The boredom manifests itself in interesting ways. Let’s go through a little sampling shall we? There are: the desi-party-throwing wives, the shop-till-I-drop wives, the my-husband-got-me-a-job-where-he-works wives and finally the I-am-no-longer-in-the-H4-wives-club –and-let-me-take-up-any-pause-in-conversation-to-reiterate-that wives.

Enthusiastic bunch


The desi-party-throwing wives are usually the most enthusiastic. You would have to be, to invite over 40 people to your home, entertain and feed them and then clean up afterwards. They are also a storehouse of information. I mean, how many people do you know who can tell you when Dussehra, Diwali, Chaat puja fall and when to perform Shri Maha Lakshmi Homam? They know all the best catering deals in town. They’ll throw a party as frequently as the falling dollar makes the news.

They’ll invite all their friends, acquaintances and their acquaintance’s acquaintances. Everyone at the party will be desi. The women will dress in their most garish shaadi-ka-jodha, complete with maang-tikka, while the men will wear their jazziest kurta or Hawaiian shirt. (which is fast becoming some kind of desi style statement, right up there with the white shoes) These wives compete with each other to host over-the-top Karvachauth or Diwali parties or ones where unsuspecting hosts are subject to torturous party games.

Then there are the shop-till-I-drop wives. They have probably hit all the malls in the entire continent. They live, breathe and eat shopping. They drop off their husbands to work and begin their retail therapy for six straight hours. Having scourged all the sale racks (desis are cheap, cheap, cheap remember? stories/2008060850070300.htm) in all the big stores, they form bands of two or four and head out for the outlet malls.

They switch off their mobiles and shop with the single minded dedication and focus of an ant saving its winter hordes. Why they hoard 10 sets of crockery, frosty pink (!) glass horses and more shoes and handbags than they can count is beyond me. But they are always the ones to hit on for information on sales and steals. You might also see them rummaging through someone else’s cast-offs at garage sales.

Good economic sense


The my-husband-got-me-a-job-where-he-works wives are probably the epitome of sati-savitris. She’ll hang on to every word that drops from her beloved’s mouth. Even if she has a degree in Political Science and a desire to pursue it further, she follows her husband’s advice and takes up a Computer course at the local community college. That helps hubby dearest place her in the company where he works and where he can bump up a favour with the guy in HR who did the same thing for his wife. No problems of different work and commute timings. It all works out to good economical gains.

Excerpted data ▸

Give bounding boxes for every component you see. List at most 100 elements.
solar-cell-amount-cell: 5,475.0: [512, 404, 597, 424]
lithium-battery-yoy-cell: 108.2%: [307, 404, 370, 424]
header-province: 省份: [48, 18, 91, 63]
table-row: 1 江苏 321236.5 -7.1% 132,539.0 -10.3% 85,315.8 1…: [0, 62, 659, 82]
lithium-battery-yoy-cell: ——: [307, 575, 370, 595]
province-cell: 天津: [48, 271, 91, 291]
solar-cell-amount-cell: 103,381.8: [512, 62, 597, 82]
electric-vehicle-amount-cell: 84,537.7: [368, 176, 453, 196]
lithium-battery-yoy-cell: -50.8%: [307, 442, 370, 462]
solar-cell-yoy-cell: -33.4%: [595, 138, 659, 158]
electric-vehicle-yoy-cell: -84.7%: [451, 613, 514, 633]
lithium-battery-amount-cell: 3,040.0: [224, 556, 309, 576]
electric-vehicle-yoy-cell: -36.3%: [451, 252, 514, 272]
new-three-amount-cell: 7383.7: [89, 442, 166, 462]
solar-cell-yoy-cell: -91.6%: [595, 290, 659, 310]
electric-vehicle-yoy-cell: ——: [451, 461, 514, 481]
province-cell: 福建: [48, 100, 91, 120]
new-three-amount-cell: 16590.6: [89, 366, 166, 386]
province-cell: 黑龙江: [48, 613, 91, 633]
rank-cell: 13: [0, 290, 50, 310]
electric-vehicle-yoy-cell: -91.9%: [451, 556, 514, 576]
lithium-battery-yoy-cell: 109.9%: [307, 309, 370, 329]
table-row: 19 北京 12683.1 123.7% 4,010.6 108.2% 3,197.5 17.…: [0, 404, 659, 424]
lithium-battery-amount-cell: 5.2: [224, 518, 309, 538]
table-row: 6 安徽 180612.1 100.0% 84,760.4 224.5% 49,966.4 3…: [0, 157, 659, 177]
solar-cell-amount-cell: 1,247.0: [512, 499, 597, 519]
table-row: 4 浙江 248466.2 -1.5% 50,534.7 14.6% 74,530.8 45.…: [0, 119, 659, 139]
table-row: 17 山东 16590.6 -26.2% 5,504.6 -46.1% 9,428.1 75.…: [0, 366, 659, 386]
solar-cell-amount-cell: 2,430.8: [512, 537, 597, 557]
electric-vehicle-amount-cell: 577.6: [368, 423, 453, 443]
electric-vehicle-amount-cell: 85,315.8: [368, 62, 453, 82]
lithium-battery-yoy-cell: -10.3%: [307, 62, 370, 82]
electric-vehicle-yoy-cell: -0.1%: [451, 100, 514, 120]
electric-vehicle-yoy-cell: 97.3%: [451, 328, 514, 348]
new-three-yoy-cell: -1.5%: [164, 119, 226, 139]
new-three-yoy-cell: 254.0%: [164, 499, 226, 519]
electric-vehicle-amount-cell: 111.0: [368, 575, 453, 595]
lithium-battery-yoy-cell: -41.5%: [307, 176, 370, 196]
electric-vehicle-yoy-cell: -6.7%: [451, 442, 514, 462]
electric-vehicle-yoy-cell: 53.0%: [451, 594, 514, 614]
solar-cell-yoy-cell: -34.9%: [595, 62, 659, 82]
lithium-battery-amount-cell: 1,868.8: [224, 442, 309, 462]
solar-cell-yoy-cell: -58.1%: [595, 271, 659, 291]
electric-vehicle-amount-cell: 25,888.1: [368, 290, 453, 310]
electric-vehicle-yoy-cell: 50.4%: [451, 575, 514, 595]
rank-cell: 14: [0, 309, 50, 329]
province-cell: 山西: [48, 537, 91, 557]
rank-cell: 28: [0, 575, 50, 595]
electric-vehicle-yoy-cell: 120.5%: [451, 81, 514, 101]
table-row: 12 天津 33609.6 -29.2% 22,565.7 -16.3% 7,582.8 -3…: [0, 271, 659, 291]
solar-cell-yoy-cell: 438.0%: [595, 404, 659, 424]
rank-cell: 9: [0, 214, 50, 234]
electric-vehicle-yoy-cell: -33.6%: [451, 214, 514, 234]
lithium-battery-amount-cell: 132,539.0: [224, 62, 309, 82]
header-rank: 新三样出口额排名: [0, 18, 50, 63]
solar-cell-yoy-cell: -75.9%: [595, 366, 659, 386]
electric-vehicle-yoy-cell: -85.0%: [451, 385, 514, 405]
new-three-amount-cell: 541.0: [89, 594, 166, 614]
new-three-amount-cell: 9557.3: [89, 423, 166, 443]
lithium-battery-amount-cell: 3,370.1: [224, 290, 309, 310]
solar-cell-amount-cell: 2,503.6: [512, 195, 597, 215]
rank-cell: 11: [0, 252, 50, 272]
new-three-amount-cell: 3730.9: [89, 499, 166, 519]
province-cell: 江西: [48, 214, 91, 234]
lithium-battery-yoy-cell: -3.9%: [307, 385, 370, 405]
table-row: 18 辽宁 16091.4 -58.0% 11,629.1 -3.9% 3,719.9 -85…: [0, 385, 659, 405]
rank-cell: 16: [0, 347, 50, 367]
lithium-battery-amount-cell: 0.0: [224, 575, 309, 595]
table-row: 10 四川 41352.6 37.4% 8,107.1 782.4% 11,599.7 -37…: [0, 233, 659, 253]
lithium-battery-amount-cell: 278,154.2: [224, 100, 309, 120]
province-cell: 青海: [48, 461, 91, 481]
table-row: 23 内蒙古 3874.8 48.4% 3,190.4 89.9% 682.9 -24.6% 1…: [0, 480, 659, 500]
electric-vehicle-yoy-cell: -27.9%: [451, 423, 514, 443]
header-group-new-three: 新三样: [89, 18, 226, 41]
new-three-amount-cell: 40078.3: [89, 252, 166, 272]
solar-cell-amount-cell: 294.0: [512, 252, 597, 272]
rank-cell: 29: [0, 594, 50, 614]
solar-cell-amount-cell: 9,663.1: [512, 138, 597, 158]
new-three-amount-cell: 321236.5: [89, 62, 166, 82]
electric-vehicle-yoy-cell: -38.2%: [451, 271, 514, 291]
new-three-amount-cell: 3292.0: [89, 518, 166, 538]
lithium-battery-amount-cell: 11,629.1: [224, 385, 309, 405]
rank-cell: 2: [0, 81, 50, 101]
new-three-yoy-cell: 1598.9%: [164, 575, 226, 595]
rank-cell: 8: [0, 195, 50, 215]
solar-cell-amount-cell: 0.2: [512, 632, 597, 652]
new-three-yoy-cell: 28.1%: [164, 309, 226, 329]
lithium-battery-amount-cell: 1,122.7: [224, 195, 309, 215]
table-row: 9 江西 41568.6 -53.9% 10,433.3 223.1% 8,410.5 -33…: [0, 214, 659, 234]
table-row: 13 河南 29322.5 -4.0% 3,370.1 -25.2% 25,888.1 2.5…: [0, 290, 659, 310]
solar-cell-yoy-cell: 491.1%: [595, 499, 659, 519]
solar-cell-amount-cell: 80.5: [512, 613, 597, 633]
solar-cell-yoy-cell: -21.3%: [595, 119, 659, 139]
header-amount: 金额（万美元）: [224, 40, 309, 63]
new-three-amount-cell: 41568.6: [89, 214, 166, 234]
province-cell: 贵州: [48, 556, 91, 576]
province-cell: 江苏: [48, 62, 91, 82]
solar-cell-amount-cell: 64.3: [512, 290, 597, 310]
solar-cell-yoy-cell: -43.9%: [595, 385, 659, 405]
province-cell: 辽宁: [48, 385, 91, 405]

Exercise aim ▸ In the text about bored wives above, turn the paragraph that begins "The desi-party-throwing wives are usually the most enthusiastic" into a short bulleted list that keeps its main facts.

Exercise result ▸
- They are usually the most enthusiastic, as they need to be to invite over 40 people home, entertain and feed them, and clean up afterward.
- They know a great deal, such as when Dussehra, Diwali and Chaat puja fall and when to perform Shri Maha Lakshmi Homam.
- They know all the best catering deals in town.
- They throw parties as often as the falling dollar makes the news.